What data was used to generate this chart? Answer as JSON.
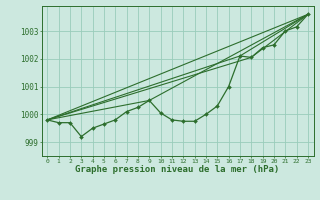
{
  "background_color": "#cce8df",
  "grid_color": "#99ccbb",
  "line_color": "#2d6e2d",
  "marker_color": "#2d6e2d",
  "xlabel": "Graphe pression niveau de la mer (hPa)",
  "xlabel_fontsize": 6.5,
  "yticks": [
    999,
    1000,
    1001,
    1002,
    1003
  ],
  "xtick_labels": [
    "0",
    "1",
    "2",
    "3",
    "4",
    "5",
    "6",
    "7",
    "8",
    "9",
    "10",
    "11",
    "12",
    "13",
    "14",
    "15",
    "16",
    "17",
    "18",
    "19",
    "20",
    "21",
    "22",
    "23"
  ],
  "ylim": [
    998.5,
    1003.9
  ],
  "xlim": [
    -0.5,
    23.5
  ],
  "main_series": [
    999.8,
    999.7,
    999.7,
    999.2,
    999.5,
    999.65,
    999.8,
    1000.1,
    1000.25,
    1000.5,
    1000.05,
    999.8,
    999.75,
    999.75,
    1000.0,
    1000.3,
    1001.0,
    1002.1,
    1002.05,
    1002.4,
    1002.5,
    1003.0,
    1003.15,
    1003.6
  ],
  "trend_lines": [
    {
      "x": [
        0,
        23
      ],
      "y": [
        999.8,
        1003.6
      ]
    },
    {
      "x": [
        0,
        9,
        23
      ],
      "y": [
        999.8,
        1000.5,
        1003.6
      ]
    },
    {
      "x": [
        0,
        17,
        23
      ],
      "y": [
        999.8,
        1002.1,
        1003.6
      ]
    },
    {
      "x": [
        0,
        18,
        23
      ],
      "y": [
        999.8,
        1002.05,
        1003.6
      ]
    }
  ]
}
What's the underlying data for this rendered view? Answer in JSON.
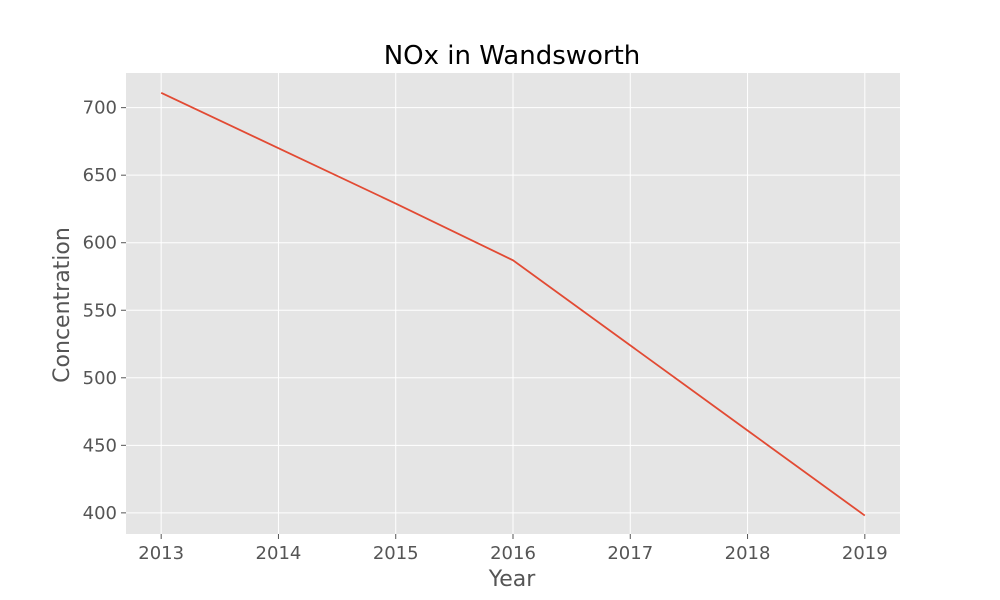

■ **Your objective**
Reproduce every record above exactly, but leave out the pictures.

■ **Response to this exercise**
What data was used to generate this chart? Answer as JSON.
{
  "background_color": "#cce8df",
  "grid_color": "#99ccbb",
  "line_color": "#2d6e2d",
  "marker_color": "#2d6e2d",
  "xlabel": "Graphe pression niveau de la mer (hPa)",
  "xlabel_fontsize": 6.5,
  "yticks": [
    999,
    1000,
    1001,
    1002,
    1003
  ],
  "xtick_labels": [
    "0",
    "1",
    "2",
    "3",
    "4",
    "5",
    "6",
    "7",
    "8",
    "9",
    "10",
    "11",
    "12",
    "13",
    "14",
    "15",
    "16",
    "17",
    "18",
    "19",
    "20",
    "21",
    "22",
    "23"
  ],
  "ylim": [
    998.5,
    1003.9
  ],
  "xlim": [
    -0.5,
    23.5
  ],
  "main_series": [
    999.8,
    999.7,
    999.7,
    999.2,
    999.5,
    999.65,
    999.8,
    1000.1,
    1000.25,
    1000.5,
    1000.05,
    999.8,
    999.75,
    999.75,
    1000.0,
    1000.3,
    1001.0,
    1002.1,
    1002.05,
    1002.4,
    1002.5,
    1003.0,
    1003.15,
    1003.6
  ],
  "trend_lines": [
    {
      "x": [
        0,
        23
      ],
      "y": [
        999.8,
        1003.6
      ]
    },
    {
      "x": [
        0,
        9,
        23
      ],
      "y": [
        999.8,
        1000.5,
        1003.6
      ]
    },
    {
      "x": [
        0,
        17,
        23
      ],
      "y": [
        999.8,
        1002.1,
        1003.6
      ]
    },
    {
      "x": [
        0,
        18,
        23
      ],
      "y": [
        999.8,
        1002.05,
        1003.6
      ]
    }
  ]
}
What's the underlying data for this rendered view? Answer in JSON.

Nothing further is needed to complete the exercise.